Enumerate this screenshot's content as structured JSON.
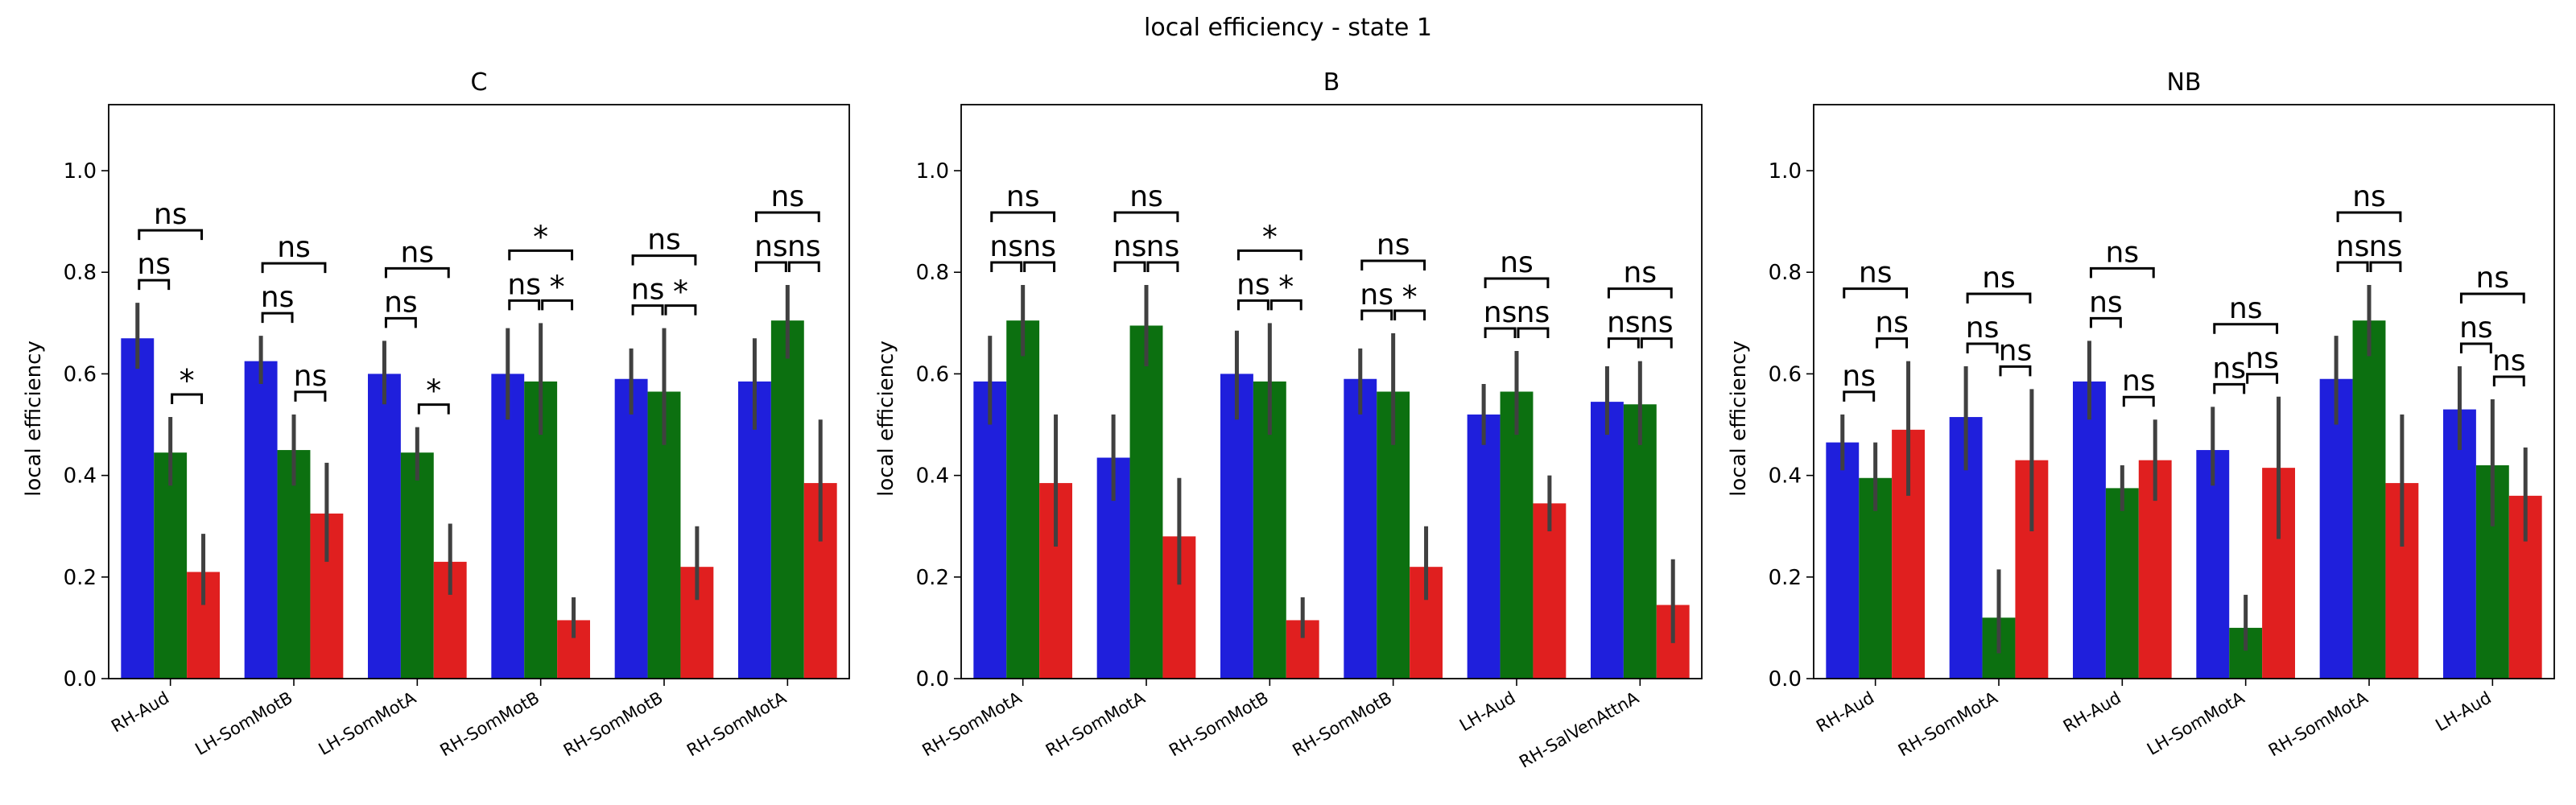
{
  "figure": {
    "suptitle": "local efficiency - state 1"
  },
  "colors": {
    "blue": "#1f1fdc",
    "green": "#0c7010",
    "red": "#e01f1f",
    "errorbar": "#404040",
    "axis": "#000000"
  },
  "chart_data": [
    {
      "type": "bar",
      "title": "C",
      "ylabel": "local efficiency",
      "xlabel": "",
      "ylim": [
        0,
        1.13
      ],
      "yticks": [
        "0.0",
        "0.2",
        "0.4",
        "0.6",
        "0.8",
        "1.0"
      ],
      "categories": [
        "RH-Aud",
        "LH-SomMotB",
        "LH-SomMotA",
        "RH-SomMotB",
        "RH-SomMotB",
        "RH-SomMotA"
      ],
      "series": [
        {
          "color": "blue",
          "values": [
            0.67,
            0.625,
            0.6,
            0.6,
            0.59,
            0.585
          ],
          "ci": [
            [
              0.61,
              0.74
            ],
            [
              0.58,
              0.675
            ],
            [
              0.54,
              0.665
            ],
            [
              0.51,
              0.69
            ],
            [
              0.52,
              0.65
            ],
            [
              0.49,
              0.67
            ]
          ]
        },
        {
          "color": "green",
          "values": [
            0.445,
            0.45,
            0.445,
            0.585,
            0.565,
            0.705
          ],
          "ci": [
            [
              0.38,
              0.515
            ],
            [
              0.38,
              0.52
            ],
            [
              0.39,
              0.495
            ],
            [
              0.48,
              0.7
            ],
            [
              0.46,
              0.69
            ],
            [
              0.63,
              0.775
            ]
          ]
        },
        {
          "color": "red",
          "values": [
            0.21,
            0.325,
            0.23,
            0.115,
            0.22,
            0.385
          ],
          "ci": [
            [
              0.145,
              0.285
            ],
            [
              0.23,
              0.425
            ],
            [
              0.165,
              0.305
            ],
            [
              0.08,
              0.16
            ],
            [
              0.155,
              0.3
            ],
            [
              0.27,
              0.51
            ]
          ]
        }
      ],
      "annotations": [
        [
          "ns",
          "*",
          "ns"
        ],
        [
          "ns",
          "ns",
          "ns"
        ],
        [
          "ns",
          "*",
          "ns"
        ],
        [
          "ns",
          "*",
          "*"
        ],
        [
          "ns",
          "*",
          "ns"
        ],
        [
          "ns",
          "ns",
          "ns"
        ]
      ]
    },
    {
      "type": "bar",
      "title": "B",
      "ylabel": "local efficiency",
      "xlabel": "",
      "ylim": [
        0,
        1.13
      ],
      "yticks": [
        "0.0",
        "0.2",
        "0.4",
        "0.6",
        "0.8",
        "1.0"
      ],
      "categories": [
        "RH-SomMotA",
        "RH-SomMotA",
        "RH-SomMotB",
        "RH-SomMotB",
        "LH-Aud",
        "RH-SalVenAttnA"
      ],
      "series": [
        {
          "color": "blue",
          "values": [
            0.585,
            0.435,
            0.6,
            0.59,
            0.52,
            0.545
          ],
          "ci": [
            [
              0.5,
              0.675
            ],
            [
              0.35,
              0.52
            ],
            [
              0.51,
              0.685
            ],
            [
              0.52,
              0.65
            ],
            [
              0.46,
              0.58
            ],
            [
              0.48,
              0.615
            ]
          ]
        },
        {
          "color": "green",
          "values": [
            0.705,
            0.695,
            0.585,
            0.565,
            0.565,
            0.54
          ],
          "ci": [
            [
              0.635,
              0.775
            ],
            [
              0.615,
              0.775
            ],
            [
              0.48,
              0.7
            ],
            [
              0.46,
              0.68
            ],
            [
              0.48,
              0.645
            ],
            [
              0.46,
              0.625
            ]
          ]
        },
        {
          "color": "red",
          "values": [
            0.385,
            0.28,
            0.115,
            0.22,
            0.345,
            0.145
          ],
          "ci": [
            [
              0.26,
              0.52
            ],
            [
              0.185,
              0.395
            ],
            [
              0.08,
              0.16
            ],
            [
              0.155,
              0.3
            ],
            [
              0.29,
              0.4
            ],
            [
              0.07,
              0.235
            ]
          ]
        }
      ],
      "annotations": [
        [
          "ns",
          "ns",
          "ns"
        ],
        [
          "ns",
          "ns",
          "ns"
        ],
        [
          "ns",
          "*",
          "*"
        ],
        [
          "ns",
          "*",
          "ns"
        ],
        [
          "ns",
          "ns",
          "ns"
        ],
        [
          "ns",
          "ns",
          "ns"
        ]
      ]
    },
    {
      "type": "bar",
      "title": "NB",
      "ylabel": "local efficiency",
      "xlabel": "",
      "ylim": [
        0,
        1.13
      ],
      "yticks": [
        "0.0",
        "0.2",
        "0.4",
        "0.6",
        "0.8",
        "1.0"
      ],
      "categories": [
        "RH-Aud",
        "RH-SomMotA",
        "RH-Aud",
        "LH-SomMotA",
        "RH-SomMotA",
        "LH-Aud"
      ],
      "series": [
        {
          "color": "blue",
          "values": [
            0.465,
            0.515,
            0.585,
            0.45,
            0.59,
            0.53
          ],
          "ci": [
            [
              0.41,
              0.52
            ],
            [
              0.41,
              0.615
            ],
            [
              0.51,
              0.665
            ],
            [
              0.38,
              0.535
            ],
            [
              0.5,
              0.675
            ],
            [
              0.45,
              0.615
            ]
          ]
        },
        {
          "color": "green",
          "values": [
            0.395,
            0.12,
            0.375,
            0.1,
            0.705,
            0.42
          ],
          "ci": [
            [
              0.33,
              0.465
            ],
            [
              0.05,
              0.215
            ],
            [
              0.33,
              0.42
            ],
            [
              0.055,
              0.165
            ],
            [
              0.635,
              0.775
            ],
            [
              0.3,
              0.55
            ]
          ]
        },
        {
          "color": "red",
          "values": [
            0.49,
            0.43,
            0.43,
            0.415,
            0.385,
            0.36
          ],
          "ci": [
            [
              0.36,
              0.625
            ],
            [
              0.29,
              0.57
            ],
            [
              0.35,
              0.51
            ],
            [
              0.275,
              0.555
            ],
            [
              0.26,
              0.52
            ],
            [
              0.27,
              0.455
            ]
          ]
        }
      ],
      "annotations": [
        [
          "ns",
          "ns",
          "ns"
        ],
        [
          "ns",
          "ns",
          "ns"
        ],
        [
          "ns",
          "ns",
          "ns"
        ],
        [
          "ns",
          "ns",
          "ns"
        ],
        [
          "ns",
          "ns",
          "ns"
        ],
        [
          "ns",
          "ns",
          "ns"
        ]
      ]
    }
  ]
}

===============

Given request ::
Reproduce the material above in full, exactly, with no images.

Reply to the exercise ::
Enumerate this screenshot's content as structured JSON.
{
  "figure": {
    "suptitle": "local efficiency - state 1"
  },
  "colors": {
    "blue": "#1f1fdc",
    "green": "#0c7010",
    "red": "#e01f1f",
    "errorbar": "#404040",
    "axis": "#000000"
  },
  "chart_data": [
    {
      "type": "bar",
      "title": "C",
      "ylabel": "local efficiency",
      "xlabel": "",
      "ylim": [
        0,
        1.13
      ],
      "yticks": [
        "0.0",
        "0.2",
        "0.4",
        "0.6",
        "0.8",
        "1.0"
      ],
      "categories": [
        "RH-Aud",
        "LH-SomMotB",
        "LH-SomMotA",
        "RH-SomMotB",
        "RH-SomMotB",
        "RH-SomMotA"
      ],
      "series": [
        {
          "color": "blue",
          "values": [
            0.67,
            0.625,
            0.6,
            0.6,
            0.59,
            0.585
          ],
          "ci": [
            [
              0.61,
              0.74
            ],
            [
              0.58,
              0.675
            ],
            [
              0.54,
              0.665
            ],
            [
              0.51,
              0.69
            ],
            [
              0.52,
              0.65
            ],
            [
              0.49,
              0.67
            ]
          ]
        },
        {
          "color": "green",
          "values": [
            0.445,
            0.45,
            0.445,
            0.585,
            0.565,
            0.705
          ],
          "ci": [
            [
              0.38,
              0.515
            ],
            [
              0.38,
              0.52
            ],
            [
              0.39,
              0.495
            ],
            [
              0.48,
              0.7
            ],
            [
              0.46,
              0.69
            ],
            [
              0.63,
              0.775
            ]
          ]
        },
        {
          "color": "red",
          "values": [
            0.21,
            0.325,
            0.23,
            0.115,
            0.22,
            0.385
          ],
          "ci": [
            [
              0.145,
              0.285
            ],
            [
              0.23,
              0.425
            ],
            [
              0.165,
              0.305
            ],
            [
              0.08,
              0.16
            ],
            [
              0.155,
              0.3
            ],
            [
              0.27,
              0.51
            ]
          ]
        }
      ],
      "annotations": [
        [
          "ns",
          "*",
          "ns"
        ],
        [
          "ns",
          "ns",
          "ns"
        ],
        [
          "ns",
          "*",
          "ns"
        ],
        [
          "ns",
          "*",
          "*"
        ],
        [
          "ns",
          "*",
          "ns"
        ],
        [
          "ns",
          "ns",
          "ns"
        ]
      ]
    },
    {
      "type": "bar",
      "title": "B",
      "ylabel": "local efficiency",
      "xlabel": "",
      "ylim": [
        0,
        1.13
      ],
      "yticks": [
        "0.0",
        "0.2",
        "0.4",
        "0.6",
        "0.8",
        "1.0"
      ],
      "categories": [
        "RH-SomMotA",
        "RH-SomMotA",
        "RH-SomMotB",
        "RH-SomMotB",
        "LH-Aud",
        "RH-SalVenAttnA"
      ],
      "series": [
        {
          "color": "blue",
          "values": [
            0.585,
            0.435,
            0.6,
            0.59,
            0.52,
            0.545
          ],
          "ci": [
            [
              0.5,
              0.675
            ],
            [
              0.35,
              0.52
            ],
            [
              0.51,
              0.685
            ],
            [
              0.52,
              0.65
            ],
            [
              0.46,
              0.58
            ],
            [
              0.48,
              0.615
            ]
          ]
        },
        {
          "color": "green",
          "values": [
            0.705,
            0.695,
            0.585,
            0.565,
            0.565,
            0.54
          ],
          "ci": [
            [
              0.635,
              0.775
            ],
            [
              0.615,
              0.775
            ],
            [
              0.48,
              0.7
            ],
            [
              0.46,
              0.68
            ],
            [
              0.48,
              0.645
            ],
            [
              0.46,
              0.625
            ]
          ]
        },
        {
          "color": "red",
          "values": [
            0.385,
            0.28,
            0.115,
            0.22,
            0.345,
            0.145
          ],
          "ci": [
            [
              0.26,
              0.52
            ],
            [
              0.185,
              0.395
            ],
            [
              0.08,
              0.16
            ],
            [
              0.155,
              0.3
            ],
            [
              0.29,
              0.4
            ],
            [
              0.07,
              0.235
            ]
          ]
        }
      ],
      "annotations": [
        [
          "ns",
          "ns",
          "ns"
        ],
        [
          "ns",
          "ns",
          "ns"
        ],
        [
          "ns",
          "*",
          "*"
        ],
        [
          "ns",
          "*",
          "ns"
        ],
        [
          "ns",
          "ns",
          "ns"
        ],
        [
          "ns",
          "ns",
          "ns"
        ]
      ]
    },
    {
      "type": "bar",
      "title": "NB",
      "ylabel": "local efficiency",
      "xlabel": "",
      "ylim": [
        0,
        1.13
      ],
      "yticks": [
        "0.0",
        "0.2",
        "0.4",
        "0.6",
        "0.8",
        "1.0"
      ],
      "categories": [
        "RH-Aud",
        "RH-SomMotA",
        "RH-Aud",
        "LH-SomMotA",
        "RH-SomMotA",
        "LH-Aud"
      ],
      "series": [
        {
          "color": "blue",
          "values": [
            0.465,
            0.515,
            0.585,
            0.45,
            0.59,
            0.53
          ],
          "ci": [
            [
              0.41,
              0.52
            ],
            [
              0.41,
              0.615
            ],
            [
              0.51,
              0.665
            ],
            [
              0.38,
              0.535
            ],
            [
              0.5,
              0.675
            ],
            [
              0.45,
              0.615
            ]
          ]
        },
        {
          "color": "green",
          "values": [
            0.395,
            0.12,
            0.375,
            0.1,
            0.705,
            0.42
          ],
          "ci": [
            [
              0.33,
              0.465
            ],
            [
              0.05,
              0.215
            ],
            [
              0.33,
              0.42
            ],
            [
              0.055,
              0.165
            ],
            [
              0.635,
              0.775
            ],
            [
              0.3,
              0.55
            ]
          ]
        },
        {
          "color": "red",
          "values": [
            0.49,
            0.43,
            0.43,
            0.415,
            0.385,
            0.36
          ],
          "ci": [
            [
              0.36,
              0.625
            ],
            [
              0.29,
              0.57
            ],
            [
              0.35,
              0.51
            ],
            [
              0.275,
              0.555
            ],
            [
              0.26,
              0.52
            ],
            [
              0.27,
              0.455
            ]
          ]
        }
      ],
      "annotations": [
        [
          "ns",
          "ns",
          "ns"
        ],
        [
          "ns",
          "ns",
          "ns"
        ],
        [
          "ns",
          "ns",
          "ns"
        ],
        [
          "ns",
          "ns",
          "ns"
        ],
        [
          "ns",
          "ns",
          "ns"
        ],
        [
          "ns",
          "ns",
          "ns"
        ]
      ]
    }
  ]
}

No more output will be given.